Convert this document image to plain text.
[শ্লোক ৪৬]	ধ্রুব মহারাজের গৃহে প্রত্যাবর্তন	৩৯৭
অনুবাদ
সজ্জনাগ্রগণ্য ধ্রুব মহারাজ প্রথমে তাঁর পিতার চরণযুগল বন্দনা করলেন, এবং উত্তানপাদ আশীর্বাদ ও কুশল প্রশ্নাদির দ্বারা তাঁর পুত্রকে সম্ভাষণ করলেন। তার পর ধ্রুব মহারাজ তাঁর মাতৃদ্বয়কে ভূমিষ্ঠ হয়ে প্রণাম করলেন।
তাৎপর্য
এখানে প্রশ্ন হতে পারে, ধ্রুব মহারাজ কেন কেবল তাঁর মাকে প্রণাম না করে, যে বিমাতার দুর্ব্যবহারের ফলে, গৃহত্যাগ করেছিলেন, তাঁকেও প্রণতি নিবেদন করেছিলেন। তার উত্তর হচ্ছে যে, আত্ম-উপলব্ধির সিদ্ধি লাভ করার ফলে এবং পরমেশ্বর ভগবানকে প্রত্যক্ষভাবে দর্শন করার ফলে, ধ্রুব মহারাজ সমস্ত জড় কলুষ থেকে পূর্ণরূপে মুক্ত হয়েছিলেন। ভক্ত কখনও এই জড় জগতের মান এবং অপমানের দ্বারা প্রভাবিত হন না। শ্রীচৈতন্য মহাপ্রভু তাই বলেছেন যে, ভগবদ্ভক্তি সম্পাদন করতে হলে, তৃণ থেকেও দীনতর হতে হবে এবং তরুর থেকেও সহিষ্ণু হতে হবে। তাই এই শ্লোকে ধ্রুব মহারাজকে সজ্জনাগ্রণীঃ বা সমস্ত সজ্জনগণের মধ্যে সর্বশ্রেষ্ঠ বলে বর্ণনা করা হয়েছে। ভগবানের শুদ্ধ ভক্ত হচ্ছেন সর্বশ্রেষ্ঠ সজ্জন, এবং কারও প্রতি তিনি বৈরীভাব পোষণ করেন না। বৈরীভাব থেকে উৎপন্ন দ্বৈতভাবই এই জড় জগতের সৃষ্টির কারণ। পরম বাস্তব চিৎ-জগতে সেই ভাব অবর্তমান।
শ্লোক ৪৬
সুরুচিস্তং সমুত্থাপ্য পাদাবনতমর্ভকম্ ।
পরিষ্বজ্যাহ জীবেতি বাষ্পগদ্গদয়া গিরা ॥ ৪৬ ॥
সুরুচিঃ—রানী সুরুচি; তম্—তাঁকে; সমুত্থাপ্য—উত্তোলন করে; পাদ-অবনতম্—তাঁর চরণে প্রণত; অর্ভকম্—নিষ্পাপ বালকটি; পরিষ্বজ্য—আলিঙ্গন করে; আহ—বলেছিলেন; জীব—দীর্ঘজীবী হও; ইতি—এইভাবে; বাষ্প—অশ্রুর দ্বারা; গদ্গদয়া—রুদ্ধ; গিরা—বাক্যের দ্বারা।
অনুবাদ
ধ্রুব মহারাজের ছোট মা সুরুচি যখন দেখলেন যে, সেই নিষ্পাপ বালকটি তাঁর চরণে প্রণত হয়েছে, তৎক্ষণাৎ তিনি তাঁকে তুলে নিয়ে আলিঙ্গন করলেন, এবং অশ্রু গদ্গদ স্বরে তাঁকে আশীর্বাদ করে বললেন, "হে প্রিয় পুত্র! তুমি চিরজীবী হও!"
=====
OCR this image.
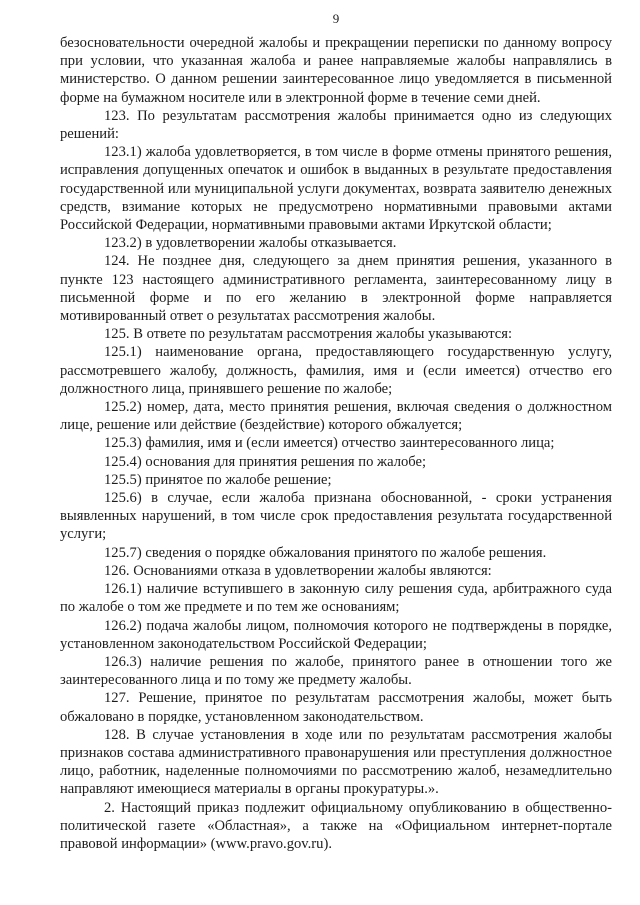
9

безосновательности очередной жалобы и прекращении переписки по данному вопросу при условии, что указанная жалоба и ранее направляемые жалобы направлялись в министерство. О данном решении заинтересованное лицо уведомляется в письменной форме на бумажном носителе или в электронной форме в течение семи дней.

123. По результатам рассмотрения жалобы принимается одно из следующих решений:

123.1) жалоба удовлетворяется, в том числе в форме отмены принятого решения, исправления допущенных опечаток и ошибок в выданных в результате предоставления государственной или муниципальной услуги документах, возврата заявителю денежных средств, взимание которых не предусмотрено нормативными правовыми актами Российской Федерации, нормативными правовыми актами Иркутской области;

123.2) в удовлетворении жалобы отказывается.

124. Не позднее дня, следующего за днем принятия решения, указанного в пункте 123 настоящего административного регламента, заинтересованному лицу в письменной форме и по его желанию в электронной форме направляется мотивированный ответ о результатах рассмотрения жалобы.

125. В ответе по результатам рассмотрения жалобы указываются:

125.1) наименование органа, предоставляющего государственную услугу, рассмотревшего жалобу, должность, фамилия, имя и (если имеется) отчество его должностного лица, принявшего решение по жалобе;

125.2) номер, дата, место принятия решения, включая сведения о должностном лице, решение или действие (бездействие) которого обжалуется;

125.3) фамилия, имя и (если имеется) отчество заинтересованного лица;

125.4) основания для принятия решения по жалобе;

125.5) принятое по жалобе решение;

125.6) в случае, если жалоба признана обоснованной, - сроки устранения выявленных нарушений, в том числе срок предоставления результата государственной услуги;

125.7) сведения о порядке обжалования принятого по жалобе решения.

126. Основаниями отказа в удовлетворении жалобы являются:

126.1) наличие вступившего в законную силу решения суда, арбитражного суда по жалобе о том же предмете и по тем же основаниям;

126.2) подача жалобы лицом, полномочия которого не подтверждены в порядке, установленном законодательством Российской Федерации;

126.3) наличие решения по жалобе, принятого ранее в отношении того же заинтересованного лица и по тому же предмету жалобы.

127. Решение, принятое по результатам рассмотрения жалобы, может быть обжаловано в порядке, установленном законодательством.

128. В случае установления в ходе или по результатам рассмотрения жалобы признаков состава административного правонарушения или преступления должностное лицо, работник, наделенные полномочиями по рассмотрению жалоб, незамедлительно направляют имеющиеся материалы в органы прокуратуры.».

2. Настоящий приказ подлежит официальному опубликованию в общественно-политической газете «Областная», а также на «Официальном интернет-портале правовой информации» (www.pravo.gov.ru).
=====
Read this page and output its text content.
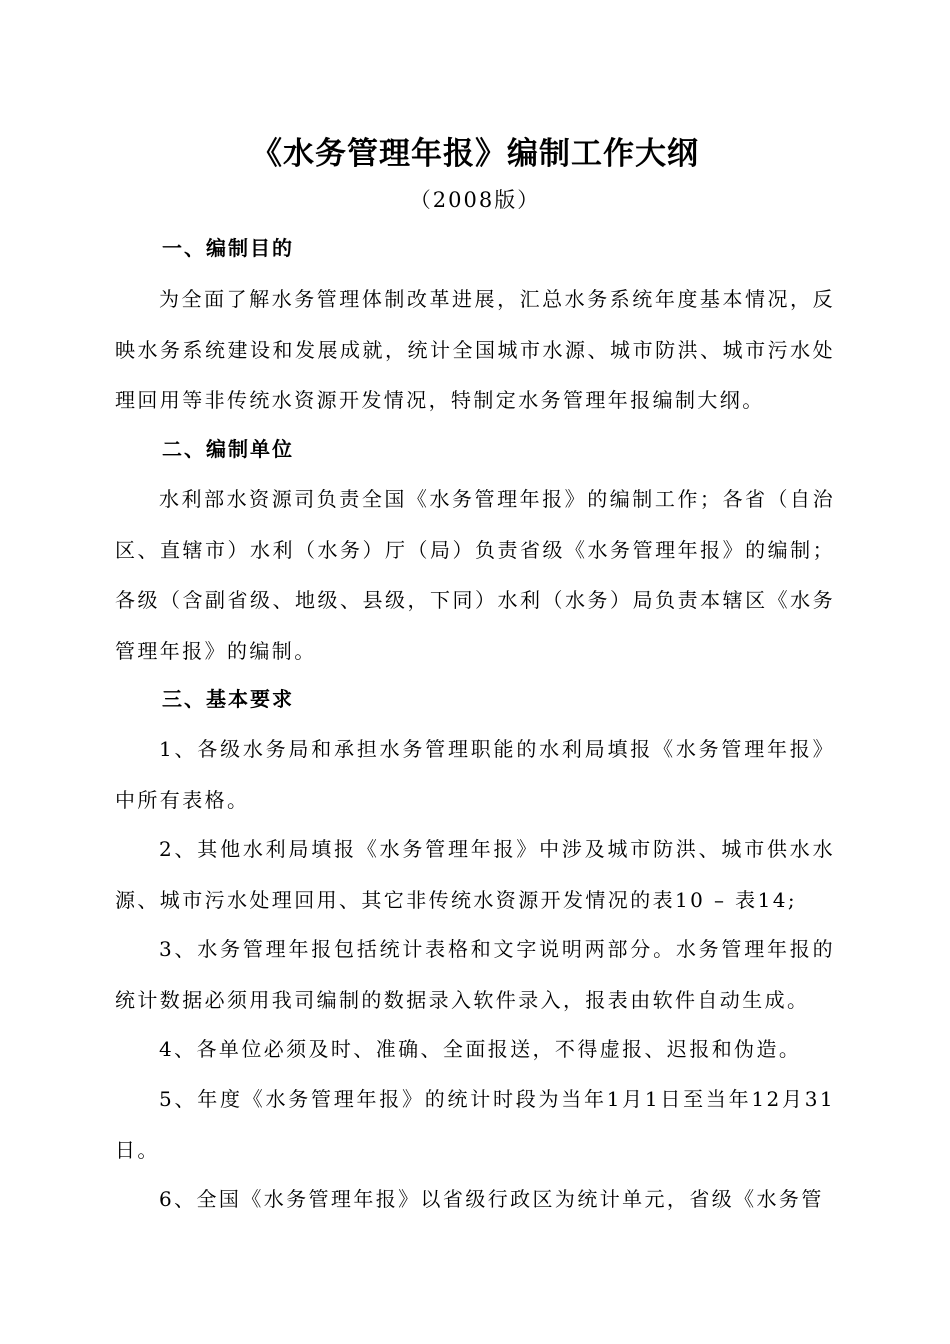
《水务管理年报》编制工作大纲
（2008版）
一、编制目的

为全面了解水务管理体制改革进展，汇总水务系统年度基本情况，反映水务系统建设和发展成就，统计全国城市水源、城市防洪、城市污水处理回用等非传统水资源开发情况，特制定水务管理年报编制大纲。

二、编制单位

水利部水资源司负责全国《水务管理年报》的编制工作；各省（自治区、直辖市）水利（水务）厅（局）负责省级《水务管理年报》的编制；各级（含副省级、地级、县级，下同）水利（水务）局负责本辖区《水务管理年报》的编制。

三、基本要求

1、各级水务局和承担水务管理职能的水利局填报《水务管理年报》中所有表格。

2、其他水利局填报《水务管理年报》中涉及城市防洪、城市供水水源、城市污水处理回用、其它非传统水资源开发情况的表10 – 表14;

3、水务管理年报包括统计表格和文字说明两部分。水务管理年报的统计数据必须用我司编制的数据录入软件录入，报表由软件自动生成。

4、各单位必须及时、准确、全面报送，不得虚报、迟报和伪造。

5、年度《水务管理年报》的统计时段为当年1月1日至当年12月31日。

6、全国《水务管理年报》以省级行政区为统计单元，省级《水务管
=====
◆ Task directions:
Which lines of the data above contain "image"? Copy each one.

◆ Response to the exercise:
Convert this document image to plain text.
OCR this image.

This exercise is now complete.